*Figure record listings:*
+++++

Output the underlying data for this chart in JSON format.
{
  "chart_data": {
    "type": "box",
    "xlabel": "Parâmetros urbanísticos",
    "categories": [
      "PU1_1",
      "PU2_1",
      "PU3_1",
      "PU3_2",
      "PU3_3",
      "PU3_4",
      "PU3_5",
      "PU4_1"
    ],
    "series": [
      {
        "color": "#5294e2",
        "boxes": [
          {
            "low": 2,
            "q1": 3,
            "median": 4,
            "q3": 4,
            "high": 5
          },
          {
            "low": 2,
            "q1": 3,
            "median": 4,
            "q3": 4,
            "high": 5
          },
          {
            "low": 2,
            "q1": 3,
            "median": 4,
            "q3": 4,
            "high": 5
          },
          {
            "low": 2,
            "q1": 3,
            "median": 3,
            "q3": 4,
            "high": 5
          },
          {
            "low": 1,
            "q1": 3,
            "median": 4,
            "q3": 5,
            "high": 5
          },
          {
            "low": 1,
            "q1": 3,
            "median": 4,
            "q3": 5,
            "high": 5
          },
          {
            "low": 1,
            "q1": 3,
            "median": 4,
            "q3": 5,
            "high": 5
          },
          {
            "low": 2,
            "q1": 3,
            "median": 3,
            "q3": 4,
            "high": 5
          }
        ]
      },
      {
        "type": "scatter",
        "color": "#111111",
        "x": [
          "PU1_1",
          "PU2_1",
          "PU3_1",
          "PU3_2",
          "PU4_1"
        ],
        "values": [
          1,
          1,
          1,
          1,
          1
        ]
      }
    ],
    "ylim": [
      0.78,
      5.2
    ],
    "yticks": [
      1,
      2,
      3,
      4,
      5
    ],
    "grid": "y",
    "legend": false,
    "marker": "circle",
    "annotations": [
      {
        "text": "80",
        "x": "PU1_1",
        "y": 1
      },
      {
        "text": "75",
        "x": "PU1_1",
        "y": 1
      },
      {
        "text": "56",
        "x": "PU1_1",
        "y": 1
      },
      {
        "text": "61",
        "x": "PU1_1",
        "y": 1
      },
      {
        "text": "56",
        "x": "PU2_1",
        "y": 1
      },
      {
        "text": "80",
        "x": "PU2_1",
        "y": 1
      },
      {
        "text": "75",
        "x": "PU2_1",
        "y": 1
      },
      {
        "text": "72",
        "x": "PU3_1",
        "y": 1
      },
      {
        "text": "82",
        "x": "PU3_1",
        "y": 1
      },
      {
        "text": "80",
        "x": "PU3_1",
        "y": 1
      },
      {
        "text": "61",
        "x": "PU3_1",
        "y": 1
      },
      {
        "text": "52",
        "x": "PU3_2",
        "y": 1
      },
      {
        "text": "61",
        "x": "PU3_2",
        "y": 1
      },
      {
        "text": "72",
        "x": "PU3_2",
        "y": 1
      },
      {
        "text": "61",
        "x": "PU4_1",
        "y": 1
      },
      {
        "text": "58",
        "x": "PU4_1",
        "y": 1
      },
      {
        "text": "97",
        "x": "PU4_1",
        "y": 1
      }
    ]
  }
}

+++++

*Your instructions:* Transcribe every entry word for word.

*Task response:*
Output the underlying data for this chart in JSON format.
{
  "chart_data": {
    "type": "box",
    "xlabel": "Parâmetros urbanísticos",
    "categories": [
      "PU1_1",
      "PU2_1",
      "PU3_1",
      "PU3_2",
      "PU3_3",
      "PU3_4",
      "PU3_5",
      "PU4_1"
    ],
    "series": [
      {
        "color": "#5294e2",
        "boxes": [
          {
            "low": 2,
            "q1": 3,
            "median": 4,
            "q3": 4,
            "high": 5
          },
          {
            "low": 2,
            "q1": 3,
            "median": 4,
            "q3": 4,
            "high": 5
          },
          {
            "low": 2,
            "q1": 3,
            "median": 4,
            "q3": 4,
            "high": 5
          },
          {
            "low": 2,
            "q1": 3,
            "median": 3,
            "q3": 4,
            "high": 5
          },
          {
            "low": 1,
            "q1": 3,
            "median": 4,
            "q3": 5,
            "high": 5
          },
          {
            "low": 1,
            "q1": 3,
            "median": 4,
            "q3": 5,
            "high": 5
          },
          {
            "low": 1,
            "q1": 3,
            "median": 4,
            "q3": 5,
            "high": 5
          },
          {
            "low": 2,
            "q1": 3,
            "median": 3,
            "q3": 4,
            "high": 5
          }
        ]
      },
      {
        "type": "scatter",
        "color": "#111111",
        "x": [
          "PU1_1",
          "PU2_1",
          "PU3_1",
          "PU3_2",
          "PU4_1"
        ],
        "values": [
          1,
          1,
          1,
          1,
          1
        ]
      }
    ],
    "ylim": [
      0.78,
      5.2
    ],
    "yticks": [
      1,
      2,
      3,
      4,
      5
    ],
    "grid": "y",
    "legend": false,
    "marker": "circle",
    "annotations": [
      {
        "text": "80",
        "x": "PU1_1",
        "y": 1
      },
      {
        "text": "75",
        "x": "PU1_1",
        "y": 1
      },
      {
        "text": "56",
        "x": "PU1_1",
        "y": 1
      },
      {
        "text": "61",
        "x": "PU1_1",
        "y": 1
      },
      {
        "text": "56",
        "x": "PU2_1",
        "y": 1
      },
      {
        "text": "80",
        "x": "PU2_1",
        "y": 1
      },
      {
        "text": "75",
        "x": "PU2_1",
        "y": 1
      },
      {
        "text": "72",
        "x": "PU3_1",
        "y": 1
      },
      {
        "text": "82",
        "x": "PU3_1",
        "y": 1
      },
      {
        "text": "80",
        "x": "PU3_1",
        "y": 1
      },
      {
        "text": "61",
        "x": "PU3_1",
        "y": 1
      },
      {
        "text": "52",
        "x": "PU3_2",
        "y": 1
      },
      {
        "text": "61",
        "x": "PU3_2",
        "y": 1
      },
      {
        "text": "72",
        "x": "PU3_2",
        "y": 1
      },
      {
        "text": "61",
        "x": "PU4_1",
        "y": 1
      },
      {
        "text": "58",
        "x": "PU4_1",
        "y": 1
      },
      {
        "text": "97",
        "x": "PU4_1",
        "y": 1
      }
    ]
  }
}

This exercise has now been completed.